→ **Request**: Write out every entry exactly as it appears.

→ **Extracted records**:
— BEGIN —

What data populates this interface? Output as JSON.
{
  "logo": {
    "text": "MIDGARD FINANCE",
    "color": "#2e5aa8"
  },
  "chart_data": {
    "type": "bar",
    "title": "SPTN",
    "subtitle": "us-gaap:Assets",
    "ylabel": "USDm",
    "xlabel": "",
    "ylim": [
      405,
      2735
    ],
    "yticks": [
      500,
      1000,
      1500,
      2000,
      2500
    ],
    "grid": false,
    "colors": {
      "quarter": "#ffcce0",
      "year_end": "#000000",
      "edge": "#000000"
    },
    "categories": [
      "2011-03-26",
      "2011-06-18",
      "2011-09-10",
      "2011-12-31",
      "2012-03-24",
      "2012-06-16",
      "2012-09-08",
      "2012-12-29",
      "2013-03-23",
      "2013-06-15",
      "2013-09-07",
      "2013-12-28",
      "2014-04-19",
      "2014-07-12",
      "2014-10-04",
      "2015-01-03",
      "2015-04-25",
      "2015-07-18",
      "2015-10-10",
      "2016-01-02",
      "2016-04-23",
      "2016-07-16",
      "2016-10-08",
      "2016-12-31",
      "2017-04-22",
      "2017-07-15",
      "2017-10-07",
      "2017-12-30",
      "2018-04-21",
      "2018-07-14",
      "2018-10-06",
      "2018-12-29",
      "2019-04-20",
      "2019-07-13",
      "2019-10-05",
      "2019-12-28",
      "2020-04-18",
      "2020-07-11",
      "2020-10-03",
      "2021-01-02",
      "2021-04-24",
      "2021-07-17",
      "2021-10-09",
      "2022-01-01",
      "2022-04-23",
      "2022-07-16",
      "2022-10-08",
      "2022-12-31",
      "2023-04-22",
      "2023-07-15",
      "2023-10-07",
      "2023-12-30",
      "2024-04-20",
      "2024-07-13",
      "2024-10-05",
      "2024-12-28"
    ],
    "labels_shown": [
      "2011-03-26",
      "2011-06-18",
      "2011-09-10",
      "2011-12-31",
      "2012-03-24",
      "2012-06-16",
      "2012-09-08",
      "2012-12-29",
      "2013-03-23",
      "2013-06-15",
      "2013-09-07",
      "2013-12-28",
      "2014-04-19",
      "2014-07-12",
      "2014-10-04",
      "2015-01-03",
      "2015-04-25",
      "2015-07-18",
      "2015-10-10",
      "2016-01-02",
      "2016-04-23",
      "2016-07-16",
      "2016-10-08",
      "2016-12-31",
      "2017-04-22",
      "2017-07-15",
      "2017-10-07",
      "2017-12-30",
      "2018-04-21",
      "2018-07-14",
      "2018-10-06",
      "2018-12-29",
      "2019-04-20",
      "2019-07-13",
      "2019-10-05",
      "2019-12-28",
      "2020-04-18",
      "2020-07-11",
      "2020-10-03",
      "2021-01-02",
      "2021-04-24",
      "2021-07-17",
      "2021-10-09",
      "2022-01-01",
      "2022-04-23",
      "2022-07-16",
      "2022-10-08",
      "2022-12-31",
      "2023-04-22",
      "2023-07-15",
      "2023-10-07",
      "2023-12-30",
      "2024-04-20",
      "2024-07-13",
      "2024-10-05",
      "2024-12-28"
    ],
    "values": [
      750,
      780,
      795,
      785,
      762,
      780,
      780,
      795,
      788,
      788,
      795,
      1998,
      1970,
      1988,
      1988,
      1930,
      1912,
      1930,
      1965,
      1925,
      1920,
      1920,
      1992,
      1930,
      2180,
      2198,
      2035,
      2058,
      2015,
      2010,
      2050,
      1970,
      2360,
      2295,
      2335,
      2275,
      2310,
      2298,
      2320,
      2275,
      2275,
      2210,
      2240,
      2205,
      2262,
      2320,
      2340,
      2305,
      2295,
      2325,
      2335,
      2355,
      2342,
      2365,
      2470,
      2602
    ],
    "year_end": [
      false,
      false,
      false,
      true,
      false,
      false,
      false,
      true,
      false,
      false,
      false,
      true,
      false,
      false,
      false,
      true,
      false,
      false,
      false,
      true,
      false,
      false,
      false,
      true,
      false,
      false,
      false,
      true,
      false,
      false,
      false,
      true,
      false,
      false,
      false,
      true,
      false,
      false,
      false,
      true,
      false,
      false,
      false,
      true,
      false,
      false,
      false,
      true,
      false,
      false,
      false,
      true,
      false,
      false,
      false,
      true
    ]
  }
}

— END —

→ **Full solution**:
What data populates this interface? Output as JSON.
{
  "logo": {
    "text": "MIDGARD FINANCE",
    "color": "#2e5aa8"
  },
  "chart_data": {
    "type": "bar",
    "title": "SPTN",
    "subtitle": "us-gaap:Assets",
    "ylabel": "USDm",
    "xlabel": "",
    "ylim": [
      405,
      2735
    ],
    "yticks": [
      500,
      1000,
      1500,
      2000,
      2500
    ],
    "grid": false,
    "colors": {
      "quarter": "#ffcce0",
      "year_end": "#000000",
      "edge": "#000000"
    },
    "categories": [
      "2011-03-26",
      "2011-06-18",
      "2011-09-10",
      "2011-12-31",
      "2012-03-24",
      "2012-06-16",
      "2012-09-08",
      "2012-12-29",
      "2013-03-23",
      "2013-06-15",
      "2013-09-07",
      "2013-12-28",
      "2014-04-19",
      "2014-07-12",
      "2014-10-04",
      "2015-01-03",
      "2015-04-25",
      "2015-07-18",
      "2015-10-10",
      "2016-01-02",
      "2016-04-23",
      "2016-07-16",
      "2016-10-08",
      "2016-12-31",
      "2017-04-22",
      "2017-07-15",
      "2017-10-07",
      "2017-12-30",
      "2018-04-21",
      "2018-07-14",
      "2018-10-06",
      "2018-12-29",
      "2019-04-20",
      "2019-07-13",
      "2019-10-05",
      "2019-12-28",
      "2020-04-18",
      "2020-07-11",
      "2020-10-03",
      "2021-01-02",
      "2021-04-24",
      "2021-07-17",
      "2021-10-09",
      "2022-01-01",
      "2022-04-23",
      "2022-07-16",
      "2022-10-08",
      "2022-12-31",
      "2023-04-22",
      "2023-07-15",
      "2023-10-07",
      "2023-12-30",
      "2024-04-20",
      "2024-07-13",
      "2024-10-05",
      "2024-12-28"
    ],
    "labels_shown": [
      "2011-03-26",
      "2011-06-18",
      "2011-09-10",
      "2011-12-31",
      "2012-03-24",
      "2012-06-16",
      "2012-09-08",
      "2012-12-29",
      "2013-03-23",
      "2013-06-15",
      "2013-09-07",
      "2013-12-28",
      "2014-04-19",
      "2014-07-12",
      "2014-10-04",
      "2015-01-03",
      "2015-04-25",
      "2015-07-18",
      "2015-10-10",
      "2016-01-02",
      "2016-04-23",
      "2016-07-16",
      "2016-10-08",
      "2016-12-31",
      "2017-04-22",
      "2017-07-15",
      "2017-10-07",
      "2017-12-30",
      "2018-04-21",
      "2018-07-14",
      "2018-10-06",
      "2018-12-29",
      "2019-04-20",
      "2019-07-13",
      "2019-10-05",
      "2019-12-28",
      "2020-04-18",
      "2020-07-11",
      "2020-10-03",
      "2021-01-02",
      "2021-04-24",
      "2021-07-17",
      "2021-10-09",
      "2022-01-01",
      "2022-04-23",
      "2022-07-16",
      "2022-10-08",
      "2022-12-31",
      "2023-04-22",
      "2023-07-15",
      "2023-10-07",
      "2023-12-30",
      "2024-04-20",
      "2024-07-13",
      "2024-10-05",
      "2024-12-28"
    ],
    "values": [
      750,
      780,
      795,
      785,
      762,
      780,
      780,
      795,
      788,
      788,
      795,
      1998,
      1970,
      1988,
      1988,
      1930,
      1912,
      1930,
      1965,
      1925,
      1920,
      1920,
      1992,
      1930,
      2180,
      2198,
      2035,
      2058,
      2015,
      2010,
      2050,
      1970,
      2360,
      2295,
      2335,
      2275,
      2310,
      2298,
      2320,
      2275,
      2275,
      2210,
      2240,
      2205,
      2262,
      2320,
      2340,
      2305,
      2295,
      2325,
      2335,
      2355,
      2342,
      2365,
      2470,
      2602
    ],
    "year_end": [
      false,
      false,
      false,
      true,
      false,
      false,
      false,
      true,
      false,
      false,
      false,
      true,
      false,
      false,
      false,
      true,
      false,
      false,
      false,
      true,
      false,
      false,
      false,
      true,
      false,
      false,
      false,
      true,
      false,
      false,
      false,
      true,
      false,
      false,
      false,
      true,
      false,
      false,
      false,
      true,
      false,
      false,
      false,
      true,
      false,
      false,
      false,
      true,
      false,
      false,
      false,
      true,
      false,
      false,
      false,
      true
    ]
  }
}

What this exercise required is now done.